** START **
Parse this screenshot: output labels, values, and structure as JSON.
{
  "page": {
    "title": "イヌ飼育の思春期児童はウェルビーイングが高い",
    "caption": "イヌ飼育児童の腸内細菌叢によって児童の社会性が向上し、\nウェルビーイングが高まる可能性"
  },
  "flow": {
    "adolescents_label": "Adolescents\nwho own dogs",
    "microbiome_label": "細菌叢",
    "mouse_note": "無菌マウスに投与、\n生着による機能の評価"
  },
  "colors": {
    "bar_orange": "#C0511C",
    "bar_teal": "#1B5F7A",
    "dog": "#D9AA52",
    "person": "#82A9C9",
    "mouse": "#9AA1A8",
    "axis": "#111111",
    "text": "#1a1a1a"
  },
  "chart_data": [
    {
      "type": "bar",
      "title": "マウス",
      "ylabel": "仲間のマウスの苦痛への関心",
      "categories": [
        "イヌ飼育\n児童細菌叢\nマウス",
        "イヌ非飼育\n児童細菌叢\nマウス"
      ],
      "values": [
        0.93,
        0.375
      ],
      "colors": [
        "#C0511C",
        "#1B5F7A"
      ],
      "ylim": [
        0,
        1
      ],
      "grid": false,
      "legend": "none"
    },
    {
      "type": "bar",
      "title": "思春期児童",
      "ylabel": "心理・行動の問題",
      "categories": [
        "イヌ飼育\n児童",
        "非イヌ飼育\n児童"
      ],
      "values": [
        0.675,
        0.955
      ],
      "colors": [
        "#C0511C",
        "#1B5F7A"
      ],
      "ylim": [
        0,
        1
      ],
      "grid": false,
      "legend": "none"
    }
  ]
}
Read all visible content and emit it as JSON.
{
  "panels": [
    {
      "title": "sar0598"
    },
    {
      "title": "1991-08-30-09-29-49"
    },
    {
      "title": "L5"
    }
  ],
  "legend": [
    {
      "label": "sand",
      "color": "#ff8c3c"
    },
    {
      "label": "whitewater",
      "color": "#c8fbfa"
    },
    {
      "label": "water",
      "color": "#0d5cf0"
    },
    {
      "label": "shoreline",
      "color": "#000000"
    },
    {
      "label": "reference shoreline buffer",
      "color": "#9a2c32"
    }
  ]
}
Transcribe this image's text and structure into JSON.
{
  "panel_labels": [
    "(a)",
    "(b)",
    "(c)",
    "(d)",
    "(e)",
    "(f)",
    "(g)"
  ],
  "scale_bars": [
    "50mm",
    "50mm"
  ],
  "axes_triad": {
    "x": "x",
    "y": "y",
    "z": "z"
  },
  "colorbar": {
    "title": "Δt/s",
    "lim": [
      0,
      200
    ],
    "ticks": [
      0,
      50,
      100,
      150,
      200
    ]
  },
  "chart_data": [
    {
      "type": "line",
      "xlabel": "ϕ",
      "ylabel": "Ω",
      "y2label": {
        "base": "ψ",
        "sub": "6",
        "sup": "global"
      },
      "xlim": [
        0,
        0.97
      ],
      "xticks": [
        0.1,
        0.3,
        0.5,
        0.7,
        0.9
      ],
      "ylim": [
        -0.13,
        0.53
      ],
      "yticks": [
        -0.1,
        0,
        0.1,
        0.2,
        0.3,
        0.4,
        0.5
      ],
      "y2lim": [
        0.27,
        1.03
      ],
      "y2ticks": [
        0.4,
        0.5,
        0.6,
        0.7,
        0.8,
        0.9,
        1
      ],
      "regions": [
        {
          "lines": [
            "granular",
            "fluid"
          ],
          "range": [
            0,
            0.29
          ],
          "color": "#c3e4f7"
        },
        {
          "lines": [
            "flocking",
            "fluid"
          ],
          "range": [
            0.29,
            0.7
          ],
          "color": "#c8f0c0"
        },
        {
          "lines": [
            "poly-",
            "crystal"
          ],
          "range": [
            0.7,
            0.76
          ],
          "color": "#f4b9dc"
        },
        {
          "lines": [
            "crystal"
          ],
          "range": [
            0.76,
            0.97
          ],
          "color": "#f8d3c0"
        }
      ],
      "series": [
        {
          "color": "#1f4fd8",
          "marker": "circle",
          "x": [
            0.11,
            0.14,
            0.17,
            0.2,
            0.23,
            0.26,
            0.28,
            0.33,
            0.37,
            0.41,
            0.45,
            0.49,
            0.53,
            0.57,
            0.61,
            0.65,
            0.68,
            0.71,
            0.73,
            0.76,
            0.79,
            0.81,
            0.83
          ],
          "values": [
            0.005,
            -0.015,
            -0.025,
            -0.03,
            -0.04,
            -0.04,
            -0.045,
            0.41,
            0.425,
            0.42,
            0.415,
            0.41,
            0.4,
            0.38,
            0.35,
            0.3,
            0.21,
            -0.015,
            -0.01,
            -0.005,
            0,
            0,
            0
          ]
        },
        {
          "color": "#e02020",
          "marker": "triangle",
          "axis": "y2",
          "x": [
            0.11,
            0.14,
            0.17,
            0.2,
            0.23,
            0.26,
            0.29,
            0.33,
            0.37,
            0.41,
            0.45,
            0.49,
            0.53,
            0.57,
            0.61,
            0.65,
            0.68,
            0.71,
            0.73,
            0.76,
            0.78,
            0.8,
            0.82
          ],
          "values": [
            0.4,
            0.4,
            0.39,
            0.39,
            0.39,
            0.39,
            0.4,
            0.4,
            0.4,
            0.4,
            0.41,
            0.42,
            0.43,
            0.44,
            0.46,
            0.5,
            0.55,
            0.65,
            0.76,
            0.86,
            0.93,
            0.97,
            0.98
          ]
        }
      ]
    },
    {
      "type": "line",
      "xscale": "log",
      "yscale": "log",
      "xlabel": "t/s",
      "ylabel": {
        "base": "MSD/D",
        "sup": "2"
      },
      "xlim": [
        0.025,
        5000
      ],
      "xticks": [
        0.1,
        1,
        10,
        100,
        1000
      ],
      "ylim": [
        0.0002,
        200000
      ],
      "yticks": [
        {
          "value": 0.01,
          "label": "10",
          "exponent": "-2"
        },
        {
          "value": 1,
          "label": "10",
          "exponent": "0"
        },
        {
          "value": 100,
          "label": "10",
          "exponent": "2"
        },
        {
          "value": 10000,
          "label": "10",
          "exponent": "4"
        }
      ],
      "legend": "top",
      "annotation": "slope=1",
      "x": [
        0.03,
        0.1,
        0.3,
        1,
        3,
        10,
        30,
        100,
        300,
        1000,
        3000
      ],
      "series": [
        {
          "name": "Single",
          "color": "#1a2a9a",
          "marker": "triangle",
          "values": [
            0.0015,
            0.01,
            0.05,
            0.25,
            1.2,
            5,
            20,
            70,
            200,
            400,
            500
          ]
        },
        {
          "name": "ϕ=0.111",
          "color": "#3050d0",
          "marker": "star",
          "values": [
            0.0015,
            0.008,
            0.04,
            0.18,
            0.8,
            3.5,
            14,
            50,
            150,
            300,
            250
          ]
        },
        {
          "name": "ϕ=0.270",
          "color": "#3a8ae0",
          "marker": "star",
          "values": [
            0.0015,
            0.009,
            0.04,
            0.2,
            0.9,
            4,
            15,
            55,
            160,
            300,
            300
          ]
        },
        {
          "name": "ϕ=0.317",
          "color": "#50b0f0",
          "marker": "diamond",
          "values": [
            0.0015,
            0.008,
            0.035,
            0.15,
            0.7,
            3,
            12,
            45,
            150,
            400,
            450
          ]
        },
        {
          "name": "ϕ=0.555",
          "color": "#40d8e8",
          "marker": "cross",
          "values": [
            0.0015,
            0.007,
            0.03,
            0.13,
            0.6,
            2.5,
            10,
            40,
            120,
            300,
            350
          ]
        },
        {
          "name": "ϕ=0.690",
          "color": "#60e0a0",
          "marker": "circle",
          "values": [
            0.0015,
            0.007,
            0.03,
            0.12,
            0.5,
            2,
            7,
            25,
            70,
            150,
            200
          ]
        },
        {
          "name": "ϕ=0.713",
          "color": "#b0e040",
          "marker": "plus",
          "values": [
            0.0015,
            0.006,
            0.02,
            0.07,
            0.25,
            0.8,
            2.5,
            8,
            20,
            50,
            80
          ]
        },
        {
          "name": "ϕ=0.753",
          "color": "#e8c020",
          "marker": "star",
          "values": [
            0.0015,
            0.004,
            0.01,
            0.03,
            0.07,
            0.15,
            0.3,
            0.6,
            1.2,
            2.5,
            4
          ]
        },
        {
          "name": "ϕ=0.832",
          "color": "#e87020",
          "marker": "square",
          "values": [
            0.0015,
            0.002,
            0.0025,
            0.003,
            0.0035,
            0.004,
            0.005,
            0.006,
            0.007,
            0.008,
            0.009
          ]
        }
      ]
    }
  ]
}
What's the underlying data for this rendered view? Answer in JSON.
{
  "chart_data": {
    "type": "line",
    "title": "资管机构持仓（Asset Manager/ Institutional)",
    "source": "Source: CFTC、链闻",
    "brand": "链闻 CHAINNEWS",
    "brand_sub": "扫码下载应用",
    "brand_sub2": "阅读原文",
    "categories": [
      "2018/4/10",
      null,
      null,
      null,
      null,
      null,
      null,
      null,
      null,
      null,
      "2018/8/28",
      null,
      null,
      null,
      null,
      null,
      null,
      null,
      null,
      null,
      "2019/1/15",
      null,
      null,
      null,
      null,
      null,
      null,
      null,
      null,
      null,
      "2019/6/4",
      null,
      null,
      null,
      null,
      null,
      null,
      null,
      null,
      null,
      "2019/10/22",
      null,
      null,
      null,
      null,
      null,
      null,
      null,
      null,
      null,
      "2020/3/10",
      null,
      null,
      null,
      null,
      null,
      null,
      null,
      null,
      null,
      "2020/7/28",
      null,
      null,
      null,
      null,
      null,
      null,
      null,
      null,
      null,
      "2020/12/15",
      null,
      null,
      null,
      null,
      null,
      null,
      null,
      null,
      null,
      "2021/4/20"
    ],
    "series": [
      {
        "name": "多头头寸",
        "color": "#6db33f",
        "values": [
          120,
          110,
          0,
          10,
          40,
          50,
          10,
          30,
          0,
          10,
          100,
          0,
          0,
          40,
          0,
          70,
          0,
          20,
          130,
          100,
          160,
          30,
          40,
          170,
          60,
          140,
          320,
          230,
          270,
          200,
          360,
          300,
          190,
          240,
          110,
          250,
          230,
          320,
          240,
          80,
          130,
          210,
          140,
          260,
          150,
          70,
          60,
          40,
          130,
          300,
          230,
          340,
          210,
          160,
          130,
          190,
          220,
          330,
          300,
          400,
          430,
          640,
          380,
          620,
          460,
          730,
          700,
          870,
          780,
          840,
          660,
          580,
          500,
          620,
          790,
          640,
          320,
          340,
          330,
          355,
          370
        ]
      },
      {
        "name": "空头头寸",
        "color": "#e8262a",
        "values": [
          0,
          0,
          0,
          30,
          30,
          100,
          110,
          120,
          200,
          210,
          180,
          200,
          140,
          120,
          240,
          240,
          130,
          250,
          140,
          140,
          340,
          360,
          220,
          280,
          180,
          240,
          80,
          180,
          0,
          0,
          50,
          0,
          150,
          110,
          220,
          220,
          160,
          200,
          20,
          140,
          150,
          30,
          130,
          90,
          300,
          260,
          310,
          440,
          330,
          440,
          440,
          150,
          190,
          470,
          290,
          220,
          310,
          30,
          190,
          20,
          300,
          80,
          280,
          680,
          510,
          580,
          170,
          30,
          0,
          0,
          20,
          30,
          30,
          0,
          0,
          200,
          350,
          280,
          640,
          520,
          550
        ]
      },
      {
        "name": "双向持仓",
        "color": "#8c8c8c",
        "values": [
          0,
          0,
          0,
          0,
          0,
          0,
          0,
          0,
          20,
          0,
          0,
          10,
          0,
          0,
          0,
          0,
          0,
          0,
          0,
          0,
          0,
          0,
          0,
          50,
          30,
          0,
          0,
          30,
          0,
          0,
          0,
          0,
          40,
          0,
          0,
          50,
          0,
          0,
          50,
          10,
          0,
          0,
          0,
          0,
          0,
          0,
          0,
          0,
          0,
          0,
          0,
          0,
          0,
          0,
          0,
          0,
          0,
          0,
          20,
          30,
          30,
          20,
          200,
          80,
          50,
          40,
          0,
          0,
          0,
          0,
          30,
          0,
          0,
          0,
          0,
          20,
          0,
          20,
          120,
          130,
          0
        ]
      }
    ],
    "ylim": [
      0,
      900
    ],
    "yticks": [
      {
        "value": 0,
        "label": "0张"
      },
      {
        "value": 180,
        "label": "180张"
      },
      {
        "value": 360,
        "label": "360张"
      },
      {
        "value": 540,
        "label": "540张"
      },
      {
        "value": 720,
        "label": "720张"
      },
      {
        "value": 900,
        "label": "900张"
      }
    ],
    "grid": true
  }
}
** END **
**What to produce**
Go through the records. Copy each line where "shoreline" appears.

**The result**
      "label": "shoreline",
      "label": "reference shoreline buffer",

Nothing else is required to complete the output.